Material provided:
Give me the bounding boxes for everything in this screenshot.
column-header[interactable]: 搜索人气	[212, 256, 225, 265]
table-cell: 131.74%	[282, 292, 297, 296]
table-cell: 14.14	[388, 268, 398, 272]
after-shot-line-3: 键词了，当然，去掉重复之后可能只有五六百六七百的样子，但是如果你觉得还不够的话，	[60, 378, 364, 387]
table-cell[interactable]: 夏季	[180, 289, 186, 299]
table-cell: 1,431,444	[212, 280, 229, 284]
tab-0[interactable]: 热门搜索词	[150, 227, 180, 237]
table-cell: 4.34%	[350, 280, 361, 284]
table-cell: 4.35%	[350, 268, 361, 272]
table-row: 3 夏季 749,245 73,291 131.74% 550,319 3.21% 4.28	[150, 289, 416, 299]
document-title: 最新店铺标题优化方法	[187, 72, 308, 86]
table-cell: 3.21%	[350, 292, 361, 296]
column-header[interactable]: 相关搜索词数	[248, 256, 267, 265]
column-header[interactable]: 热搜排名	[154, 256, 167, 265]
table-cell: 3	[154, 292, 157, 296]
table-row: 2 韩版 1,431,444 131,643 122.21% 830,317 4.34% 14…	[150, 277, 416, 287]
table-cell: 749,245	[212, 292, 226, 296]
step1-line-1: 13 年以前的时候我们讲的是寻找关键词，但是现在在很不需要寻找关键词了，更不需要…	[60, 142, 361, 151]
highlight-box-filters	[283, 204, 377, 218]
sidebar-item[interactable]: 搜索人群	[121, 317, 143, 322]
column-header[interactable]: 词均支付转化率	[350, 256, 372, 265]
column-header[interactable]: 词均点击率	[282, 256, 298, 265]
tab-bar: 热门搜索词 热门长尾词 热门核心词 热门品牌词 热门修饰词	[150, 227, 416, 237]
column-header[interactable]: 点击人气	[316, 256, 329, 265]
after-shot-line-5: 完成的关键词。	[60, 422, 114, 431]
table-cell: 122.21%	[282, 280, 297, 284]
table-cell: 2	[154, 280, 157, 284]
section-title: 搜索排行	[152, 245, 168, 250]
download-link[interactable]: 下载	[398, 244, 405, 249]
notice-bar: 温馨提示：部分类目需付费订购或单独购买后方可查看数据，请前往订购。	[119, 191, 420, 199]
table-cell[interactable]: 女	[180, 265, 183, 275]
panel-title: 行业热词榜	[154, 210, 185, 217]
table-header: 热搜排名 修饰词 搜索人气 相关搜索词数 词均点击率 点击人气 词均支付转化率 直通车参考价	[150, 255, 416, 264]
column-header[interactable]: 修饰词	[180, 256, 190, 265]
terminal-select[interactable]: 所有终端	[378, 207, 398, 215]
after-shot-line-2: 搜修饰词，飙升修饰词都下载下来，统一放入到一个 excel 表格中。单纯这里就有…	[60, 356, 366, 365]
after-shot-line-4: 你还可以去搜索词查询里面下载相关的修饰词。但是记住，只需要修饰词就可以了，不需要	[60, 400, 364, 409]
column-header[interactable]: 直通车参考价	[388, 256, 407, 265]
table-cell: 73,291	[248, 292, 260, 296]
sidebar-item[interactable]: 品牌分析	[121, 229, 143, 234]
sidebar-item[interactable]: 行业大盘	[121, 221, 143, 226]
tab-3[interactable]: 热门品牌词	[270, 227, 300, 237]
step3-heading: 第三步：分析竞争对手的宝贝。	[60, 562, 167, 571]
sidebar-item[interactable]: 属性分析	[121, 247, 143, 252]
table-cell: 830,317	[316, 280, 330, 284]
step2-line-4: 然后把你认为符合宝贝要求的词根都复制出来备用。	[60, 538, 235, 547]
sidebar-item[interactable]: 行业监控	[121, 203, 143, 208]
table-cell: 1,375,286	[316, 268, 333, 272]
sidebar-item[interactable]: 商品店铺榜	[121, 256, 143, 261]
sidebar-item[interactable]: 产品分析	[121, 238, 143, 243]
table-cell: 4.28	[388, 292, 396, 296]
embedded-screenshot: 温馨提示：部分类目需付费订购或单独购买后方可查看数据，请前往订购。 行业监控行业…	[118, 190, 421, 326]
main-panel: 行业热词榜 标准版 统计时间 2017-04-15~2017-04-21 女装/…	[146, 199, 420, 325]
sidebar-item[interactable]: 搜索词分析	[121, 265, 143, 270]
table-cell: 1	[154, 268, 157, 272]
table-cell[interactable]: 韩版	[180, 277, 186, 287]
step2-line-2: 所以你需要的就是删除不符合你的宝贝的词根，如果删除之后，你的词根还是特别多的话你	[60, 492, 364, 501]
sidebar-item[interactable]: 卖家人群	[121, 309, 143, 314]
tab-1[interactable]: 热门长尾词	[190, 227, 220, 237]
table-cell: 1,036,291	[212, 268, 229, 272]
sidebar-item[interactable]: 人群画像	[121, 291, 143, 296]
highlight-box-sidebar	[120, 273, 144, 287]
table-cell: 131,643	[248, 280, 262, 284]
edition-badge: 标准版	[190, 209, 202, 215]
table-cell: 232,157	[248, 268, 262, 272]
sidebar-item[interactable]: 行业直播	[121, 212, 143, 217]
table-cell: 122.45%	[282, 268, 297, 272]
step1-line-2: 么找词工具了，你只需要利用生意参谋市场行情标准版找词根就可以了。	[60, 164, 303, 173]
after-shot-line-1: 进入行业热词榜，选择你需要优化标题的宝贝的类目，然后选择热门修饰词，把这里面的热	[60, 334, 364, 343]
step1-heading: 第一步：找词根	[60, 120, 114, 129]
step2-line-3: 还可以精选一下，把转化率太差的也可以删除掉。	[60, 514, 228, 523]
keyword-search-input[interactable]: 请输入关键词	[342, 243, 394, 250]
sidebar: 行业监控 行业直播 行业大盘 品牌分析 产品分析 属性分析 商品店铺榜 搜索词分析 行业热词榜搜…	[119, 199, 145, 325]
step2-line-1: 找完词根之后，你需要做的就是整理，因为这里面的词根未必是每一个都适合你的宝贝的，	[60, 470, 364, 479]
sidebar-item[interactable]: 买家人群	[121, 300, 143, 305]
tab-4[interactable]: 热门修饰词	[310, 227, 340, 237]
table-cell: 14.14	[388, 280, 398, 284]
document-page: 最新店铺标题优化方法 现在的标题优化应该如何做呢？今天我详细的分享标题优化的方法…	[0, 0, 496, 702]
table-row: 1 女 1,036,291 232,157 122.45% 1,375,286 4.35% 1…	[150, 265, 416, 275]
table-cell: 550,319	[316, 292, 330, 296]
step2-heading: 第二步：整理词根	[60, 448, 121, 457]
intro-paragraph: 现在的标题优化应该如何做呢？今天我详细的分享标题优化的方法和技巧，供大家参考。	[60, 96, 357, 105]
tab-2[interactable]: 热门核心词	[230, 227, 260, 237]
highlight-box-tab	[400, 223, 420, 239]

Work instructions: Set down all the entries above again, line for line, with nothing changed.

Response to this exercise:
Give me the bounding boxes for everything in this screenshot.
column-header[interactable]: 搜索人气	[212, 256, 225, 265]
table-cell: 131.74%	[282, 292, 297, 296]
table-cell: 14.14	[388, 268, 398, 272]
after-shot-line-3: 键词了，当然，去掉重复之后可能只有五六百六七百的样子，但是如果你觉得还不够的话，	[60, 378, 364, 387]
table-cell[interactable]: 夏季	[180, 289, 186, 299]
table-cell: 1,431,444	[212, 280, 229, 284]
tab-0[interactable]: 热门搜索词	[150, 227, 180, 237]
table-cell: 4.34%	[350, 280, 361, 284]
table-cell: 4.35%	[350, 268, 361, 272]
table-row: 3 夏季 749,245 73,291 131.74% 550,319 3.21% 4.28	[150, 289, 416, 299]
document-title: 最新店铺标题优化方法	[187, 72, 308, 86]
table-cell: 3.21%	[350, 292, 361, 296]
column-header[interactable]: 相关搜索词数	[248, 256, 267, 265]
column-header[interactable]: 热搜排名	[154, 256, 167, 265]
table-cell: 3	[154, 292, 157, 296]
table-row: 2 韩版 1,431,444 131,643 122.21% 830,317 4.34% 14…	[150, 277, 416, 287]
table-cell: 749,245	[212, 292, 226, 296]
step1-line-1: 13 年以前的时候我们讲的是寻找关键词，但是现在在很不需要寻找关键词了，更不需要…	[60, 142, 361, 151]
highlight-box-filters	[283, 204, 377, 218]
sidebar-item[interactable]: 搜索人群	[121, 317, 143, 322]
column-header[interactable]: 词均支付转化率	[350, 256, 372, 265]
column-header[interactable]: 词均点击率	[282, 256, 298, 265]
tab-bar: 热门搜索词 热门长尾词 热门核心词 热门品牌词 热门修饰词	[150, 227, 416, 237]
column-header[interactable]: 点击人气	[316, 256, 329, 265]
after-shot-line-5: 完成的关键词。	[60, 422, 114, 431]
table-cell: 122.21%	[282, 280, 297, 284]
table-cell: 2	[154, 280, 157, 284]
section-title: 搜索排行	[152, 245, 168, 250]
download-link[interactable]: 下载	[398, 244, 405, 249]
notice-bar: 温馨提示：部分类目需付费订购或单独购买后方可查看数据，请前往订购。	[119, 191, 420, 199]
table-cell[interactable]: 女	[180, 265, 183, 275]
panel-title: 行业热词榜	[154, 210, 185, 217]
table-header: 热搜排名 修饰词 搜索人气 相关搜索词数 词均点击率 点击人气 词均支付转化率 直通车参考价	[150, 255, 416, 264]
column-header[interactable]: 修饰词	[180, 256, 190, 265]
terminal-select[interactable]: 所有终端	[378, 207, 398, 215]
after-shot-line-2: 搜修饰词，飙升修饰词都下载下来，统一放入到一个 excel 表格中。单纯这里就有…	[60, 356, 366, 365]
after-shot-line-4: 你还可以去搜索词查询里面下载相关的修饰词。但是记住，只需要修饰词就可以了，不需要	[60, 400, 364, 409]
column-header[interactable]: 直通车参考价	[388, 256, 407, 265]
table-cell: 73,291	[248, 292, 260, 296]
sidebar-item[interactable]: 品牌分析	[121, 229, 143, 234]
sidebar-item[interactable]: 行业大盘	[121, 221, 143, 226]
tab-3[interactable]: 热门品牌词	[270, 227, 300, 237]
step3-heading: 第三步：分析竞争对手的宝贝。	[60, 562, 167, 571]
sidebar-item[interactable]: 属性分析	[121, 247, 143, 252]
table-cell: 830,317	[316, 280, 330, 284]
step2-line-4: 然后把你认为符合宝贝要求的词根都复制出来备用。	[60, 538, 235, 547]
sidebar-item[interactable]: 行业监控	[121, 203, 143, 208]
table-cell: 1,375,286	[316, 268, 333, 272]
sidebar-item[interactable]: 商品店铺榜	[121, 256, 143, 261]
sidebar-item[interactable]: 产品分析	[121, 238, 143, 243]
table-cell: 4.28	[388, 292, 396, 296]
embedded-screenshot: 温馨提示：部分类目需付费订购或单独购买后方可查看数据，请前往订购。 行业监控行业…	[118, 190, 421, 326]
main-panel: 行业热词榜 标准版 统计时间 2017-04-15~2017-04-21 女装/…	[146, 199, 420, 325]
sidebar-item[interactable]: 搜索词分析	[121, 265, 143, 270]
table-cell: 1	[154, 268, 157, 272]
table-cell[interactable]: 韩版	[180, 277, 186, 287]
step2-line-2: 所以你需要的就是删除不符合你的宝贝的词根，如果删除之后，你的词根还是特别多的话你	[60, 492, 364, 501]
sidebar-item[interactable]: 卖家人群	[121, 309, 143, 314]
tab-1[interactable]: 热门长尾词	[190, 227, 220, 237]
table-cell: 1,036,291	[212, 268, 229, 272]
sidebar-item[interactable]: 人群画像	[121, 291, 143, 296]
highlight-box-sidebar	[120, 273, 144, 287]
table-cell: 131,643	[248, 280, 262, 284]
edition-badge: 标准版	[190, 209, 202, 215]
table-cell: 232,157	[248, 268, 262, 272]
sidebar-item[interactable]: 行业直播	[121, 212, 143, 217]
table-cell: 122.45%	[282, 268, 297, 272]
step1-line-2: 么找词工具了，你只需要利用生意参谋市场行情标准版找词根就可以了。	[60, 164, 303, 173]
after-shot-line-1: 进入行业热词榜，选择你需要优化标题的宝贝的类目，然后选择热门修饰词，把这里面的热	[60, 334, 364, 343]
step1-heading: 第一步：找词根	[60, 120, 114, 129]
step2-line-3: 还可以精选一下，把转化率太差的也可以删除掉。	[60, 514, 228, 523]
keyword-search-input[interactable]: 请输入关键词	[342, 243, 394, 250]
sidebar: 行业监控 行业直播 行业大盘 品牌分析 产品分析 属性分析 商品店铺榜 搜索词分析 行业热词榜搜…	[119, 199, 145, 325]
step2-line-1: 找完词根之后，你需要做的就是整理，因为这里面的词根未必是每一个都适合你的宝贝的，	[60, 470, 364, 479]
sidebar-item[interactable]: 买家人群	[121, 300, 143, 305]
tab-4[interactable]: 热门修饰词	[310, 227, 340, 237]
table-cell: 14.14	[388, 280, 398, 284]
document-page: 最新店铺标题优化方法 现在的标题优化应该如何做呢？今天我详细的分享标题优化的方法…	[0, 0, 496, 702]
table-row: 1 女 1,036,291 232,157 122.45% 1,375,286 4.35% 1…	[150, 265, 416, 275]
table-cell: 550,319	[316, 292, 330, 296]
step2-heading: 第二步：整理词根	[60, 448, 121, 457]
intro-paragraph: 现在的标题优化应该如何做呢？今天我详细的分享标题优化的方法和技巧，供大家参考。	[60, 96, 357, 105]
tab-2[interactable]: 热门核心词	[230, 227, 260, 237]
highlight-box-tab	[400, 223, 420, 239]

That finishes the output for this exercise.